> [Problem to work on]: Reproduce every entry in the listing without alteration.
# start of Supplied records
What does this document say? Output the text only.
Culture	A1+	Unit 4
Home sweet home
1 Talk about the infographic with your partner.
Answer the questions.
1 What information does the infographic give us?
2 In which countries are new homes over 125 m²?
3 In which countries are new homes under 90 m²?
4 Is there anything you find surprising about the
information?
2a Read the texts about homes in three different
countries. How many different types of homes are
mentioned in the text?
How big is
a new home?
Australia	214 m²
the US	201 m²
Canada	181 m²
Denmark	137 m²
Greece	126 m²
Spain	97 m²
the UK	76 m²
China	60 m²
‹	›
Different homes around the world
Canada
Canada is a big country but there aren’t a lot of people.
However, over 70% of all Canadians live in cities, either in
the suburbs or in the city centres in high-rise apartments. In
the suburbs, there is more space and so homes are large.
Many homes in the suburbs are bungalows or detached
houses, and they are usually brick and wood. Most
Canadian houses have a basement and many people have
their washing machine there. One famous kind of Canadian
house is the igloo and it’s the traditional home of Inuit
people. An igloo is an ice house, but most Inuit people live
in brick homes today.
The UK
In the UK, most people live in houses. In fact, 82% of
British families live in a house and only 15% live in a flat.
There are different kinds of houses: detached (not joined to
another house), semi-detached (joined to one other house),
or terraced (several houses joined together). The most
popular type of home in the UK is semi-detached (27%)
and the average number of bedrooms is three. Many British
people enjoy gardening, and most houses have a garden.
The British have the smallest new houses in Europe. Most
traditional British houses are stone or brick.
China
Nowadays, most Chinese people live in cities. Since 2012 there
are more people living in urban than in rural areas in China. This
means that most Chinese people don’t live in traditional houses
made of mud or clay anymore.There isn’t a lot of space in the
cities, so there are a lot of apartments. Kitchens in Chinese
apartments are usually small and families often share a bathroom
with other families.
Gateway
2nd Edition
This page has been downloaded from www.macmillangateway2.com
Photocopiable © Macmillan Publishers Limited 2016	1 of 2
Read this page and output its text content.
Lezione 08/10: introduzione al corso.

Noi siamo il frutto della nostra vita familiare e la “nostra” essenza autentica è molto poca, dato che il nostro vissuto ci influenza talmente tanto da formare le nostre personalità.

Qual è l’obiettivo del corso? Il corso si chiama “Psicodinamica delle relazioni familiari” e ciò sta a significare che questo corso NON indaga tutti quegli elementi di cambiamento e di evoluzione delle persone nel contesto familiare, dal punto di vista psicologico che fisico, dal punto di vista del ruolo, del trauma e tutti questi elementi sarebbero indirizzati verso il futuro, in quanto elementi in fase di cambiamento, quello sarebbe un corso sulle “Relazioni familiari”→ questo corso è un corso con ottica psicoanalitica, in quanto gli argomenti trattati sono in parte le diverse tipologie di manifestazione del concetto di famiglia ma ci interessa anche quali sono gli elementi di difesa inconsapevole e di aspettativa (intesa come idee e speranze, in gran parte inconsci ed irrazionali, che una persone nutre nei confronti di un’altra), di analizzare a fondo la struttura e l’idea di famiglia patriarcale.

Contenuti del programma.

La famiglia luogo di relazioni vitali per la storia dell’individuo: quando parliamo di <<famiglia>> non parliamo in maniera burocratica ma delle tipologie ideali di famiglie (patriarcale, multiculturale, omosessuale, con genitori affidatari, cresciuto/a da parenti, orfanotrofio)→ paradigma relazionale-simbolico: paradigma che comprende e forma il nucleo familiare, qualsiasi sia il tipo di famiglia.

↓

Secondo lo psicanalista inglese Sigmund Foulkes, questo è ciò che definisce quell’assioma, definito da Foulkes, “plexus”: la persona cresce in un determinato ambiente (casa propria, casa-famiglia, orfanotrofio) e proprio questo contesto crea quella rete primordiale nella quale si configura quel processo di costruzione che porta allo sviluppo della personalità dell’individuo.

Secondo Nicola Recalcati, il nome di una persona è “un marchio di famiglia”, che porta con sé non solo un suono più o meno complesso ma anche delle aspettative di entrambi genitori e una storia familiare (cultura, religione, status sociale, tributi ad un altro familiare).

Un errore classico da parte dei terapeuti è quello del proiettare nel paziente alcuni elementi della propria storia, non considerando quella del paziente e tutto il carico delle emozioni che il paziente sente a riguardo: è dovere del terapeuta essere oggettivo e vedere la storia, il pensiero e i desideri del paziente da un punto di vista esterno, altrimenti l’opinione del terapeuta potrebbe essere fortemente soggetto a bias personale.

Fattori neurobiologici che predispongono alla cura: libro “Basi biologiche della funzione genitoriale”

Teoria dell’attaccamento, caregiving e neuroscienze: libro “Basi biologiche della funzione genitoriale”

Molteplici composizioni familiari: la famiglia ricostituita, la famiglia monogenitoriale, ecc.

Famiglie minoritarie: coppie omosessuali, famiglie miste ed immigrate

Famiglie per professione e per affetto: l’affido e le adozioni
# end of Supplied records
> [Final result]:
What does this document say? Output the text only.
Culture	A1+	Unit 4
Home sweet home
1 Talk about the infographic with your partner.
Answer the questions.
1 What information does the infographic give us?
2 In which countries are new homes over 125 m²?
3 In which countries are new homes under 90 m²?
4 Is there anything you find surprising about the
information?
2a Read the texts about homes in three different
countries. How many different types of homes are
mentioned in the text?
How big is
a new home?
Australia	214 m²
the US	201 m²
Canada	181 m²
Denmark	137 m²
Greece	126 m²
Spain	97 m²
the UK	76 m²
China	60 m²
‹	›
Different homes around the world
Canada
Canada is a big country but there aren’t a lot of people.
However, over 70% of all Canadians live in cities, either in
the suburbs or in the city centres in high-rise apartments. In
the suburbs, there is more space and so homes are large.
Many homes in the suburbs are bungalows or detached
houses, and they are usually brick and wood. Most
Canadian houses have a basement and many people have
their washing machine there. One famous kind of Canadian
house is the igloo and it’s the traditional home of Inuit
people. An igloo is an ice house, but most Inuit people live
in brick homes today.
The UK
In the UK, most people live in houses. In fact, 82% of
British families live in a house and only 15% live in a flat.
There are different kinds of houses: detached (not joined to
another house), semi-detached (joined to one other house),
or terraced (several houses joined together). The most
popular type of home in the UK is semi-detached (27%)
and the average number of bedrooms is three. Many British
people enjoy gardening, and most houses have a garden.
The British have the smallest new houses in Europe. Most
traditional British houses are stone or brick.
China
Nowadays, most Chinese people live in cities. Since 2012 there
are more people living in urban than in rural areas in China. This
means that most Chinese people don’t live in traditional houses
made of mud or clay anymore.There isn’t a lot of space in the
cities, so there are a lot of apartments. Kitchens in Chinese
apartments are usually small and families often share a bathroom
with other families.
Gateway
2nd Edition
This page has been downloaded from www.macmillangateway2.com
Photocopiable © Macmillan Publishers Limited 2016	1 of 2
Read this page and output its text content.
Lezione 08/10: introduzione al corso.

Noi siamo il frutto della nostra vita familiare e la “nostra” essenza autentica è molto poca, dato che il nostro vissuto ci influenza talmente tanto da formare le nostre personalità.

Qual è l’obiettivo del corso? Il corso si chiama “Psicodinamica delle relazioni familiari” e ciò sta a significare che questo corso NON indaga tutti quegli elementi di cambiamento e di evoluzione delle persone nel contesto familiare, dal punto di vista psicologico che fisico, dal punto di vista del ruolo, del trauma e tutti questi elementi sarebbero indirizzati verso il futuro, in quanto elementi in fase di cambiamento, quello sarebbe un corso sulle “Relazioni familiari”→ questo corso è un corso con ottica psicoanalitica, in quanto gli argomenti trattati sono in parte le diverse tipologie di manifestazione del concetto di famiglia ma ci interessa anche quali sono gli elementi di difesa inconsapevole e di aspettativa (intesa come idee e speranze, in gran parte inconsci ed irrazionali, che una persone nutre nei confronti di un’altra), di analizzare a fondo la struttura e l’idea di famiglia patriarcale.

Contenuti del programma.

La famiglia luogo di relazioni vitali per la storia dell’individuo: quando parliamo di <<famiglia>> non parliamo in maniera burocratica ma delle tipologie ideali di famiglie (patriarcale, multiculturale, omosessuale, con genitori affidatari, cresciuto/a da parenti, orfanotrofio)→ paradigma relazionale-simbolico: paradigma che comprende e forma il nucleo familiare, qualsiasi sia il tipo di famiglia.

↓

Secondo lo psicanalista inglese Sigmund Foulkes, questo è ciò che definisce quell’assioma, definito da Foulkes, “plexus”: la persona cresce in un determinato ambiente (casa propria, casa-famiglia, orfanotrofio) e proprio questo contesto crea quella rete primordiale nella quale si configura quel processo di costruzione che porta allo sviluppo della personalità dell’individuo.

Secondo Nicola Recalcati, il nome di una persona è “un marchio di famiglia”, che porta con sé non solo un suono più o meno complesso ma anche delle aspettative di entrambi genitori e una storia familiare (cultura, religione, status sociale, tributi ad un altro familiare).

Un errore classico da parte dei terapeuti è quello del proiettare nel paziente alcuni elementi della propria storia, non considerando quella del paziente e tutto il carico delle emozioni che il paziente sente a riguardo: è dovere del terapeuta essere oggettivo e vedere la storia, il pensiero e i desideri del paziente da un punto di vista esterno, altrimenti l’opinione del terapeuta potrebbe essere fortemente soggetto a bias personale.

Fattori neurobiologici che predispongono alla cura: libro “Basi biologiche della funzione genitoriale”

Teoria dell’attaccamento, caregiving e neuroscienze: libro “Basi biologiche della funzione genitoriale”

Molteplici composizioni familiari: la famiglia ricostituita, la famiglia monogenitoriale, ecc.

Famiglie minoritarie: coppie omosessuali, famiglie miste ed immigrate

Famiglie per professione e per affetto: l’affido e le adozioni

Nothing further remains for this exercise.